Art promotion by the Bloomsbury Group: 1. How Roger Fry changed history

Roger Fry (1866–1934), Self-portrait (1928), oil on canvas, 45.7 x 37.1 cm, The Courtauld Gallery, London. Wikimedia Commons.

The history of art, as seen from 2015, is often capricious and very different from how it was seen at the time.

In 1910, midway between Cézanne’s death and the outbreak of war in Europe, a science graduate turned critic, painter, and art historian, organised an exhibition at the Grafton Galleries, London, entitled Manet and the Post-Impressionists. For many who attended, it was their first exposure to works by Cézanne, Gauguin, Matisse, and van Gogh, and even Manet may not have been too familiar.

Although slated by most critics, over 25,000 attended the exhibition, and it was followed by a second only two years later. These, and the much larger and broad-based Armory Show (the International Exhibition of Modern Art organised by the Association of American Painters and Sculptors) of New York in 1913, established the reputations and places in art history of Cézanne and others, at least in the English-speaking world.
....................
Stated exercise A →
In the article on Roger Fry above, how many people attended his 1910 exhibition at the Grafton Galleries?
Stated exercise B →
Please carry on the article on Roger Fry above, starting right after its final sentence.

Given data →
....................
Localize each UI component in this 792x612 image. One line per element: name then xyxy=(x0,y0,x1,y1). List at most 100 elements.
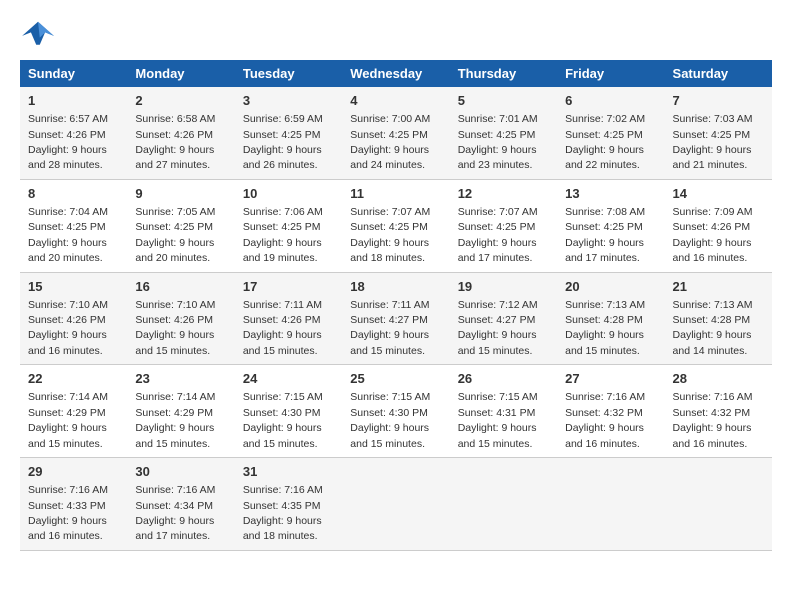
....................
Final answer A →
Over 25,000 people attended.

Final answer B →
At the same time, they sealed the fate – for much of the rest of the twentieth century, at least – of John Singer Sargent.

The two London Post-Impressionist exhibitions were part of a campaign which became Roger Fry‘s mission in life, ably supported by his notable friends in the Bloomsbury Group, a clique which continues to dominate several spheres in the world today. In addition to Fry and art critic Clive Bell, the group included E M Forster and Virginia Woolf, still popular novellists, Lytton Strachey, a popular biographer, and the economist John Maynard Keynes. Close friends, but outside the central clique, included T S Eliot, Katherine Mansfield, Vita Sackville-West, and at times extended to the likes of Aldous Huxley and Bertrand Russell.

Members of the Bloomsbury Group were decidely upper middle class; Clive Bell’s family made its fortune in coal mines in Wiltshire and South Wales, for example. Most of the men were educated at Cambridge University, and several had first met there as members of an exclusive society (fraternity), the Apostles.

When he had completed his Natural Sciences degree with first class honours, Fry changed tack and went to London, then to Paris and Italy, to learn how to paint. His early paintings appear to have been fairly realist with impressionist tendencies. He visited Venice, which he painted very competently, but did not show any obvious painting genius.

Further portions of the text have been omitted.